> [Problem to solve]: Extract, word for word, each line from the line holding "OCR this image." through the end of the records. Omit every picture.

> [Data]:
────

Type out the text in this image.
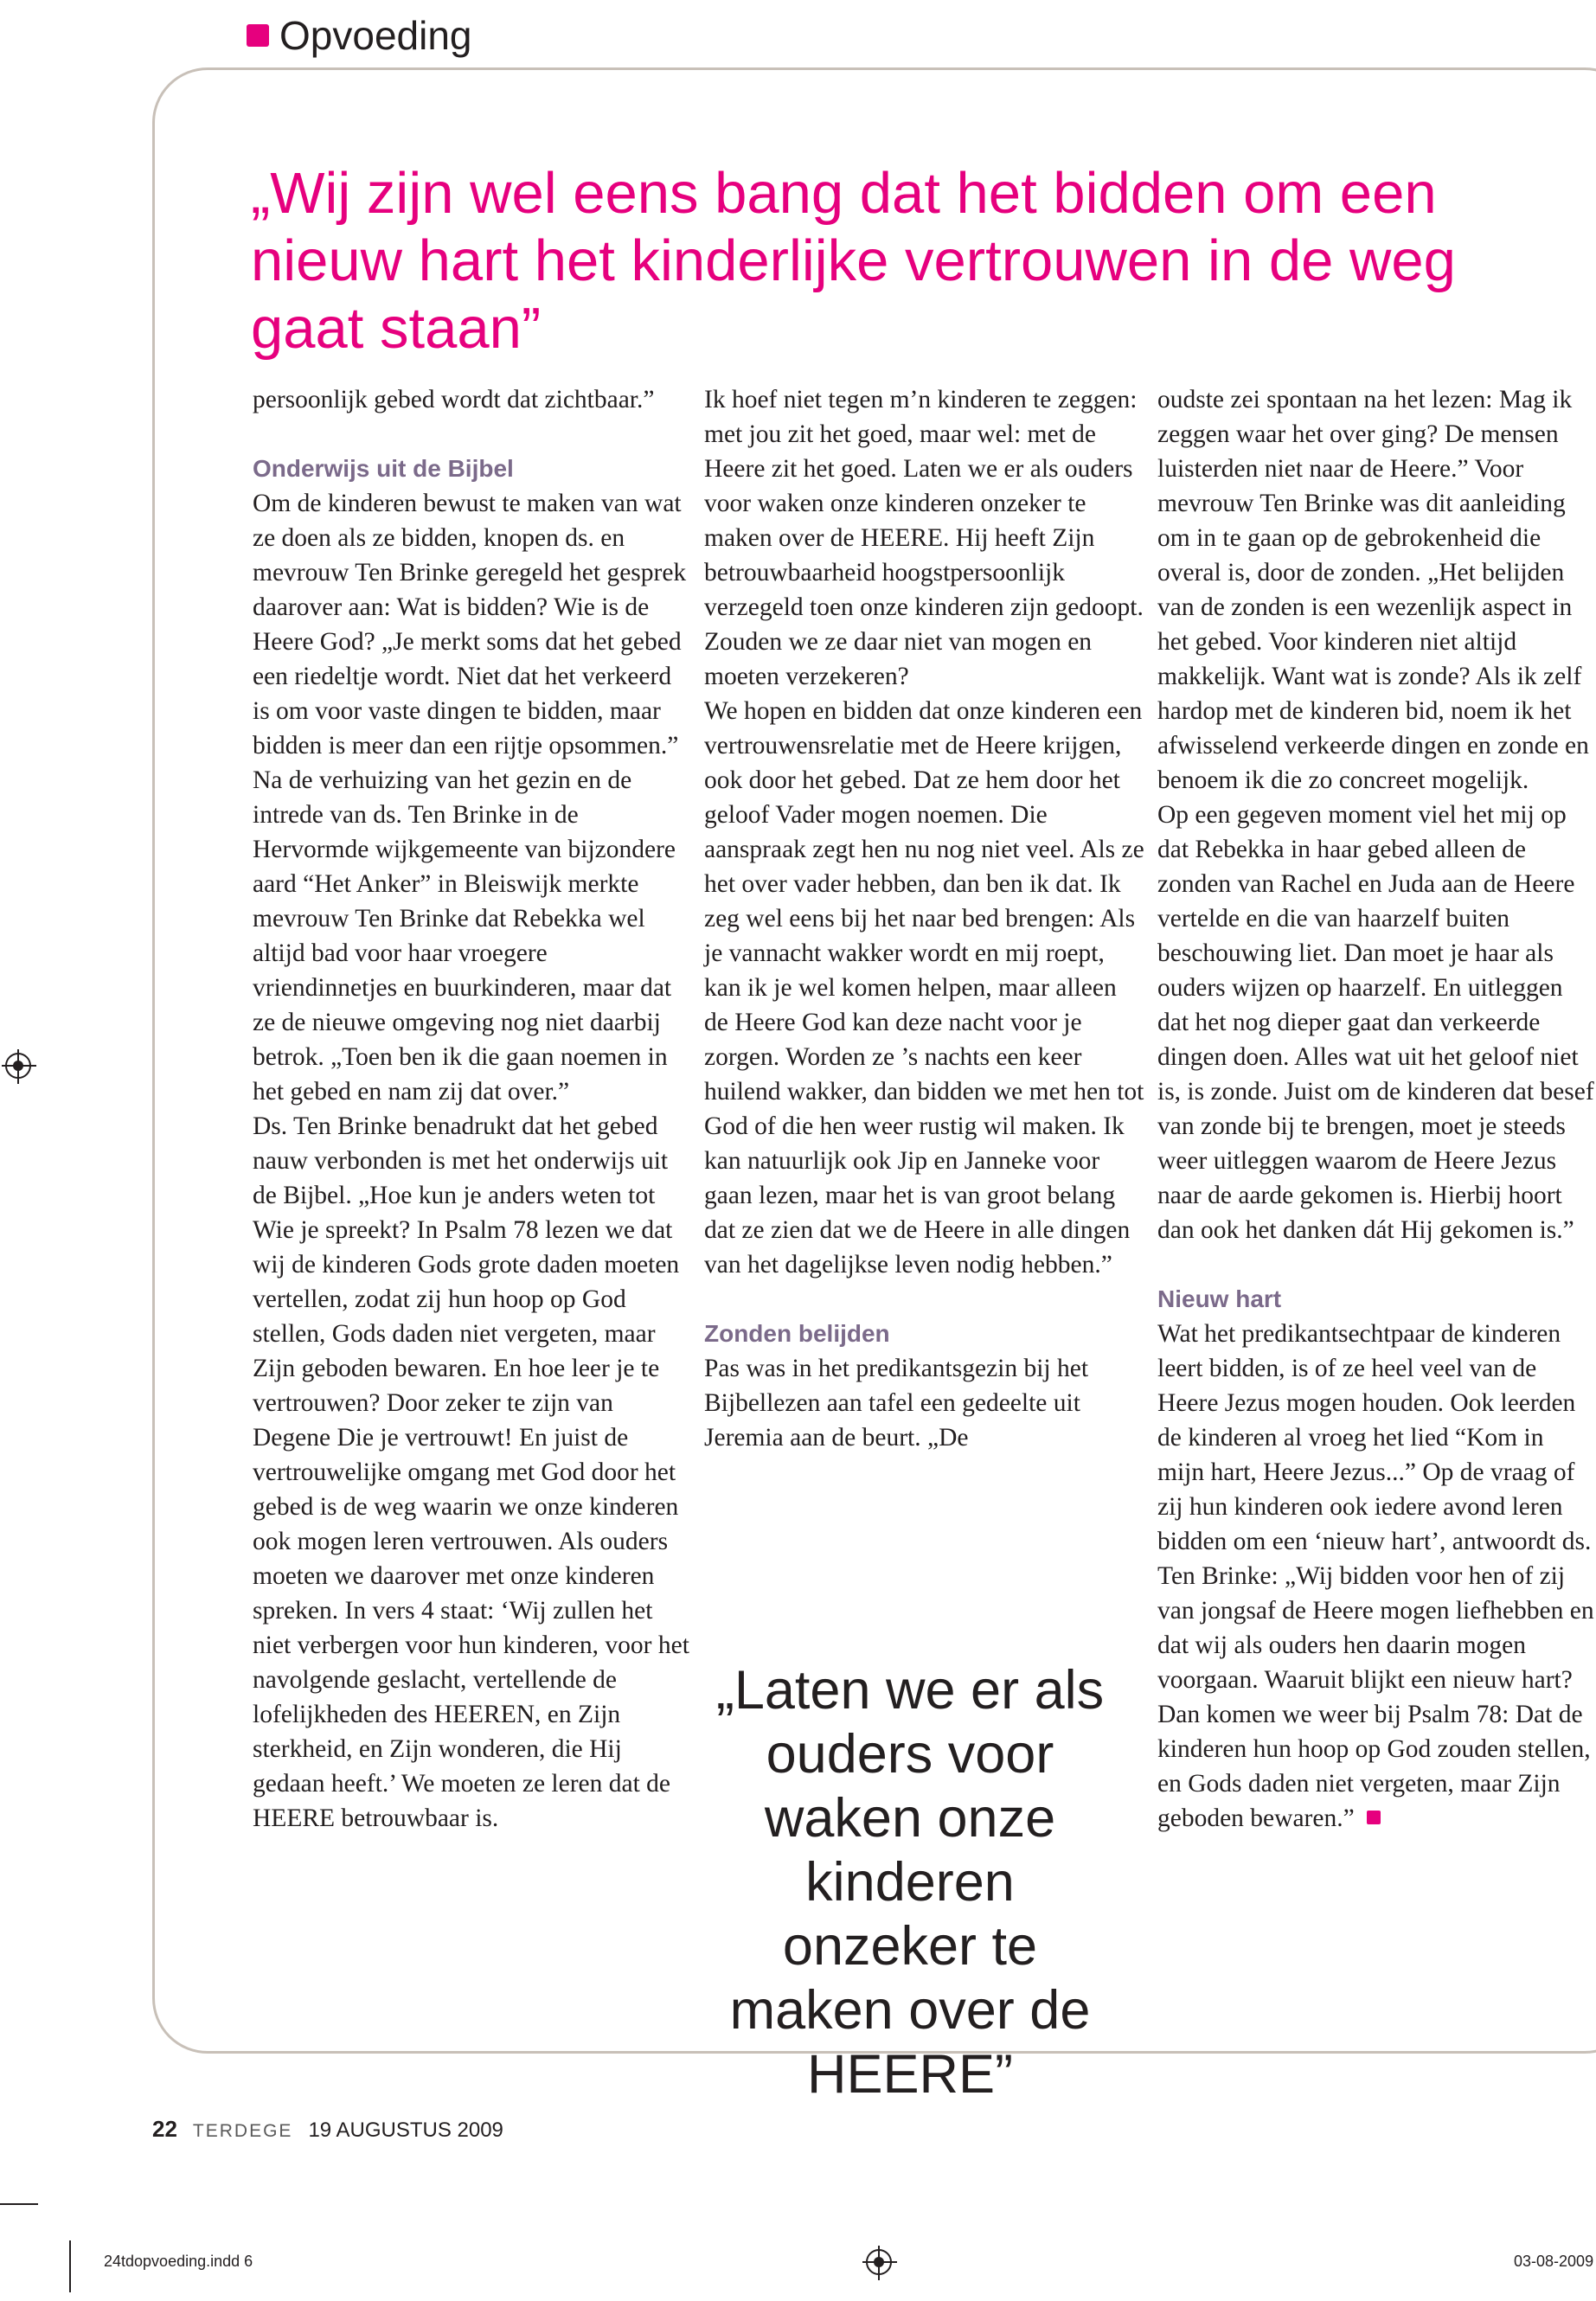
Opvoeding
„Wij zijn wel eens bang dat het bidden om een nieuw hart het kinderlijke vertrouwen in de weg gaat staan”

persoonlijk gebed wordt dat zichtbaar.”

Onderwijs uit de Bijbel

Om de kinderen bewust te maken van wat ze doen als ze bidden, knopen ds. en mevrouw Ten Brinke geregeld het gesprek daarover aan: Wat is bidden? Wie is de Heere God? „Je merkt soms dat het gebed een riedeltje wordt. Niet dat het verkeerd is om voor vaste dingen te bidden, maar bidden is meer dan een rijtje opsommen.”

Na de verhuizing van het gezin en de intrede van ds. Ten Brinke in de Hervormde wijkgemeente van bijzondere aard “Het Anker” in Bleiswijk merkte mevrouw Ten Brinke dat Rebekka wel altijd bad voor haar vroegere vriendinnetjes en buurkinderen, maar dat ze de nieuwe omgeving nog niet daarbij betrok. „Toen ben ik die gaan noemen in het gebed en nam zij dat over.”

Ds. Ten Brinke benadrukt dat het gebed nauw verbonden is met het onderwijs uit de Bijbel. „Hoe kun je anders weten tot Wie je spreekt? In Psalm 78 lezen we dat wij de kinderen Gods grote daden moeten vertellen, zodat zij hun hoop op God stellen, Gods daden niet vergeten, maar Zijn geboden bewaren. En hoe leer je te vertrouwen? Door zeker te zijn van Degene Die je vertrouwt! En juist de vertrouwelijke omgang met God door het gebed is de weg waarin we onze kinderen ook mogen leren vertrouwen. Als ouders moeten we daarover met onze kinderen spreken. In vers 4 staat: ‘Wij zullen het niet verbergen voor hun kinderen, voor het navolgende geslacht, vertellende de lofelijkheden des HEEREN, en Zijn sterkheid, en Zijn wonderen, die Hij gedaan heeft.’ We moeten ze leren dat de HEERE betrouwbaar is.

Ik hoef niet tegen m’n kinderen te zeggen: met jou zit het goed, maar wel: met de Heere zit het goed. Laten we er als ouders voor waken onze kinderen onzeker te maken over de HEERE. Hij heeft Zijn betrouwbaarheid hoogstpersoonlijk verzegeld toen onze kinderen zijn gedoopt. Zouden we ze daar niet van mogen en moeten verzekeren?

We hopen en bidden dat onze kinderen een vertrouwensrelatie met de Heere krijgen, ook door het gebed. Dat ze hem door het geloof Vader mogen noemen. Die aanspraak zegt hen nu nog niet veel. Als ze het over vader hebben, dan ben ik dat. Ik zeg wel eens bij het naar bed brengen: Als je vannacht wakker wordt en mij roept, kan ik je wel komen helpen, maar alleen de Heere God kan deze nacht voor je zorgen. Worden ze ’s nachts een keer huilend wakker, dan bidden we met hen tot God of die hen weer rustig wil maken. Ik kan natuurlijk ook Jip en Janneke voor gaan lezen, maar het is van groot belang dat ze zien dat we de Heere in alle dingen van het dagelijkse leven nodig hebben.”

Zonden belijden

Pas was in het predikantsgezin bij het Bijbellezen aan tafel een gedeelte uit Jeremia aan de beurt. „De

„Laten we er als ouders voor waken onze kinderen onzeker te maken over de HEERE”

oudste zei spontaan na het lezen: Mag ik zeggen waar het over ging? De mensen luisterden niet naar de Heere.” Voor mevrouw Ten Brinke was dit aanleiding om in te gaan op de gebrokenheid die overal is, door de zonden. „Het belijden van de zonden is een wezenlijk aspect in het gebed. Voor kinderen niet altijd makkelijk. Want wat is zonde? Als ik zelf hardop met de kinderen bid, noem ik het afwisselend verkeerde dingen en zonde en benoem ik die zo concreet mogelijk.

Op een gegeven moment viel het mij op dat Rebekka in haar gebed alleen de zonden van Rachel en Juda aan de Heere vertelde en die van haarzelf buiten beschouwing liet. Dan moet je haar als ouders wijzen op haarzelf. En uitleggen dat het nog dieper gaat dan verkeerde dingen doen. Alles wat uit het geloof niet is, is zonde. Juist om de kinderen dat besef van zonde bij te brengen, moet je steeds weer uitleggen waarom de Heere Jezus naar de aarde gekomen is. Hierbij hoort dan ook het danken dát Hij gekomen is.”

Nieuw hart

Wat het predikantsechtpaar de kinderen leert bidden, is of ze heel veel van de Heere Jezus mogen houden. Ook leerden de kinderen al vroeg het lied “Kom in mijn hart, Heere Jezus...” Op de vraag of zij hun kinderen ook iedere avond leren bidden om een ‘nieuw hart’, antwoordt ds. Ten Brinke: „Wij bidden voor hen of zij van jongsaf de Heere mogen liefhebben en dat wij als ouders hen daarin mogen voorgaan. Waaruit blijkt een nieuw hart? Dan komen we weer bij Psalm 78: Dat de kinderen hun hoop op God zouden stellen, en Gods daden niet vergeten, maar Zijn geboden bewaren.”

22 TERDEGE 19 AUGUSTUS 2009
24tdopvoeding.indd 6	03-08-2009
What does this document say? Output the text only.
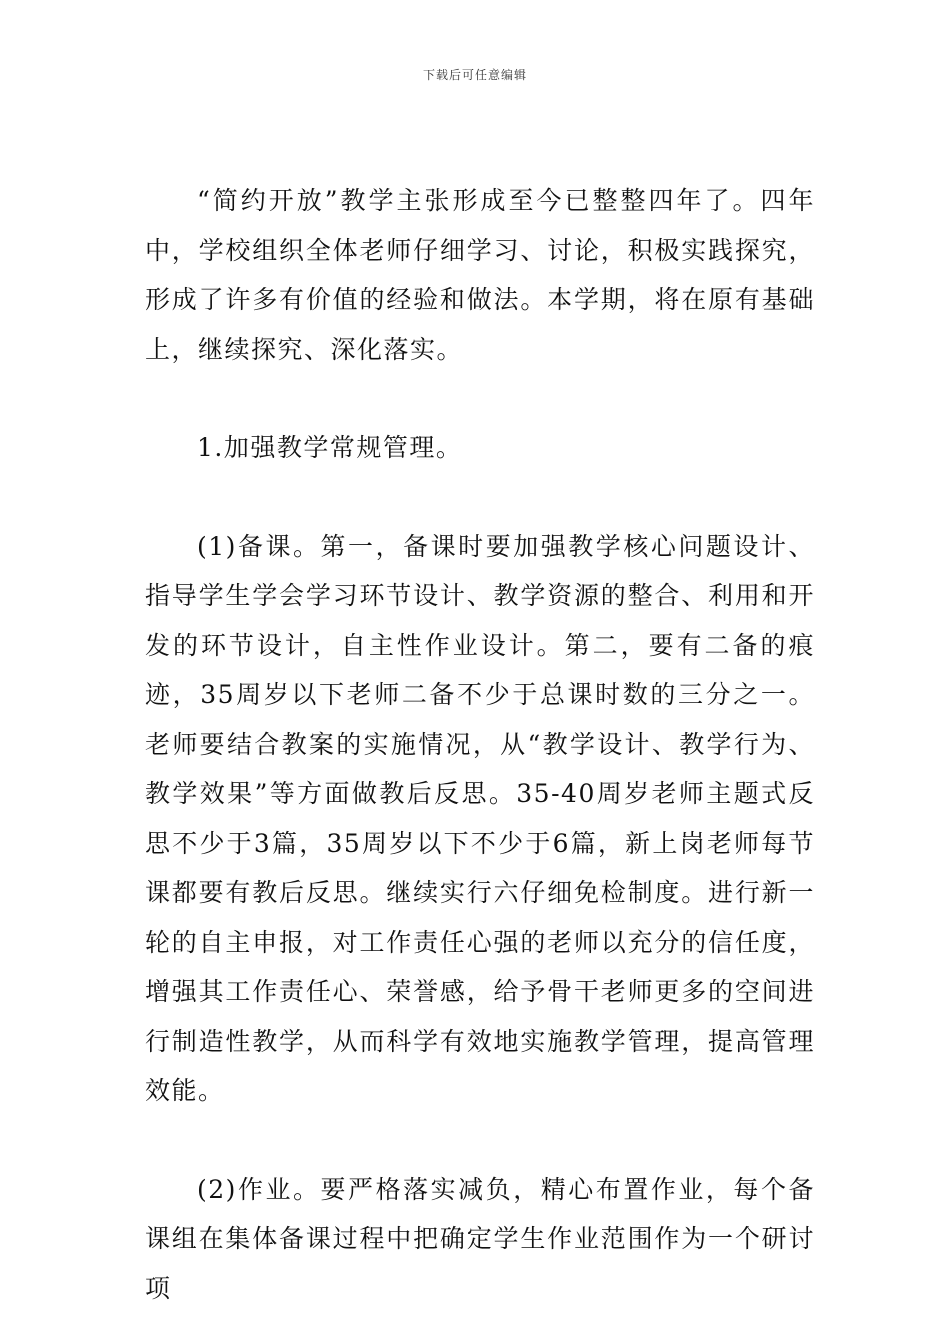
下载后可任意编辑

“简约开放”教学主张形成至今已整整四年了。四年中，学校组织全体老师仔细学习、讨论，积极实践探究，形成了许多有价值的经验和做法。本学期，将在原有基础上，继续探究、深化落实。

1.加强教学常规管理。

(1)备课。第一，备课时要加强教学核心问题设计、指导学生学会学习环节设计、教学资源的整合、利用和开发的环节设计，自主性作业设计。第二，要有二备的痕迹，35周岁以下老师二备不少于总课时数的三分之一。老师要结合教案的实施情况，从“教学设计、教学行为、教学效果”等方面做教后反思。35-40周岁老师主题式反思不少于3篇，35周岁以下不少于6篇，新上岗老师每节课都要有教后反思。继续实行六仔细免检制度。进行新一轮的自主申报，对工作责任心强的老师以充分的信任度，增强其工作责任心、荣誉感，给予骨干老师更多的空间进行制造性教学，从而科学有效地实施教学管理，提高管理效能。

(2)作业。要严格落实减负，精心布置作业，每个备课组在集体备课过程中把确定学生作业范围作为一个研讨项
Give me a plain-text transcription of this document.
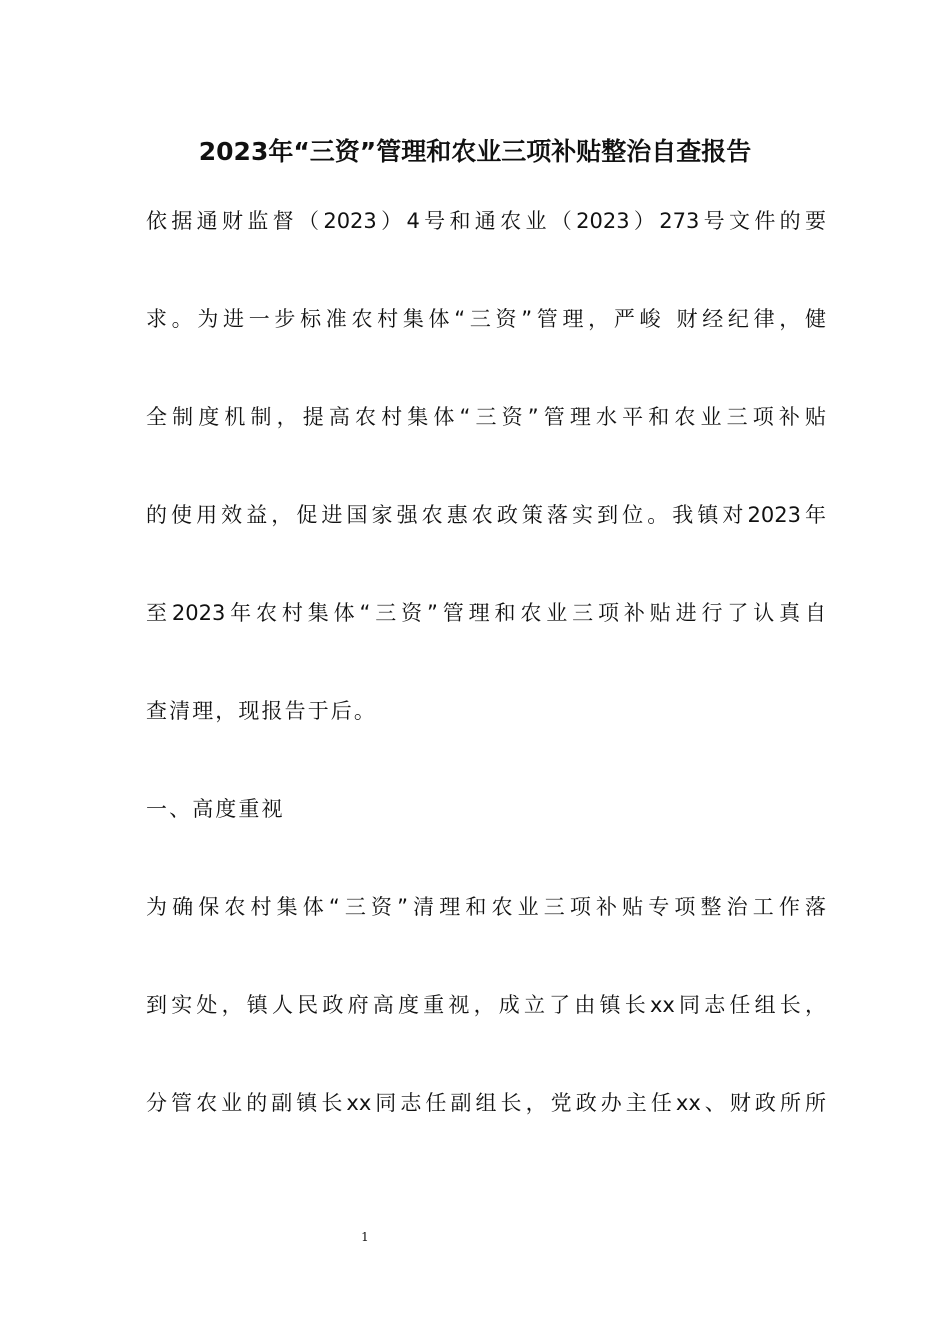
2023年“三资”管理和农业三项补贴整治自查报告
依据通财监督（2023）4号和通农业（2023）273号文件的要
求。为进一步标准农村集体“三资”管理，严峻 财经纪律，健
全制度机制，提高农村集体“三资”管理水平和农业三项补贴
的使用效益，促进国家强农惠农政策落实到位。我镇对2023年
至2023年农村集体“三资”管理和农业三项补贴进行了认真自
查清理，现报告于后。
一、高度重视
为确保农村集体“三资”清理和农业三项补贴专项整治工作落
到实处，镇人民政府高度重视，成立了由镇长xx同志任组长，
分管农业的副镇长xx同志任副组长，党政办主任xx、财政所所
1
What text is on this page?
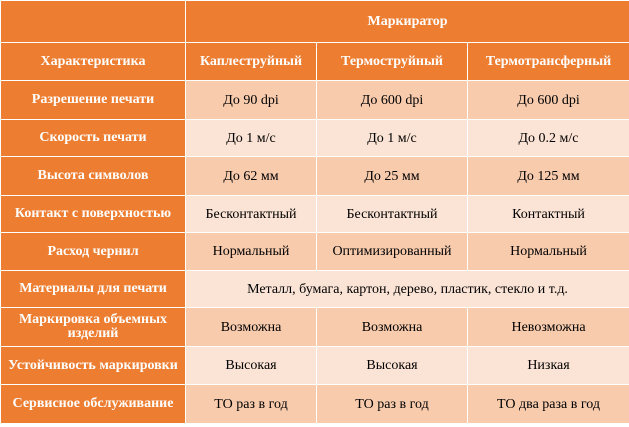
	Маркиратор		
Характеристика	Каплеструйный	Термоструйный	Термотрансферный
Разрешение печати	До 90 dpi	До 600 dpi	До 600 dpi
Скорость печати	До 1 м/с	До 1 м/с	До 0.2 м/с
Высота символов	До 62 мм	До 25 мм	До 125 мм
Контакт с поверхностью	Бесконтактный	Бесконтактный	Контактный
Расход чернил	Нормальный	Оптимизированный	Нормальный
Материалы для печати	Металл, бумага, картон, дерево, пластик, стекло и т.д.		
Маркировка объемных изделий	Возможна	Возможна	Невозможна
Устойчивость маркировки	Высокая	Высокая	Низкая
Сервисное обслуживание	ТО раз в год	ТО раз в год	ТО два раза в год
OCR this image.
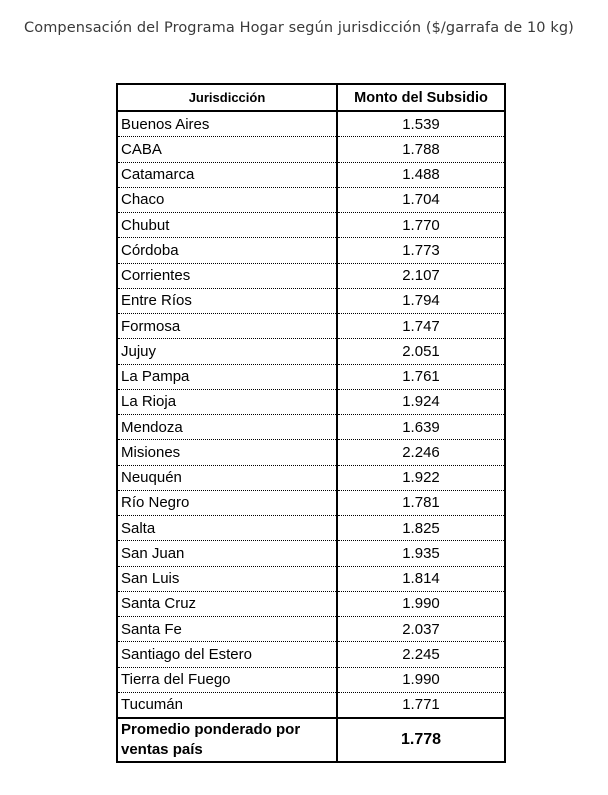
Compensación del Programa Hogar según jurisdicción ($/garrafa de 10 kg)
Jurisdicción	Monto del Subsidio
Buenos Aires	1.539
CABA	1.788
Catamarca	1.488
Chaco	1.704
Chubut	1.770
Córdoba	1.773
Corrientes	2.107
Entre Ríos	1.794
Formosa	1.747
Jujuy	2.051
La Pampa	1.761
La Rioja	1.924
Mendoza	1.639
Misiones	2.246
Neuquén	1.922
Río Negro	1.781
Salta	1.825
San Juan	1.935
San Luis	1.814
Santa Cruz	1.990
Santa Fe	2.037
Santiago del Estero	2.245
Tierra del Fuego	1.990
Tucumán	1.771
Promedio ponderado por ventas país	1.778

────

> [Written answer]:
OCR this image.
Compensación del Programa Hogar según jurisdicción ($/garrafa de 10 kg)
Jurisdicción	Monto del Subsidio
Buenos Aires	1.539
CABA	1.788
Catamarca	1.488
Chaco	1.704
Chubut	1.770
Córdoba	1.773
Corrientes	2.107
Entre Ríos	1.794
Formosa	1.747
Jujuy	2.051
La Pampa	1.761
La Rioja	1.924
Mendoza	1.639
Misiones	2.246
Neuquén	1.922
Río Negro	1.781
Salta	1.825
San Juan	1.935
San Luis	1.814
Santa Cruz	1.990
Santa Fe	2.037
Santiago del Estero	2.245
Tierra del Fuego	1.990
Tucumán	1.771
Promedio ponderado por ventas país	1.778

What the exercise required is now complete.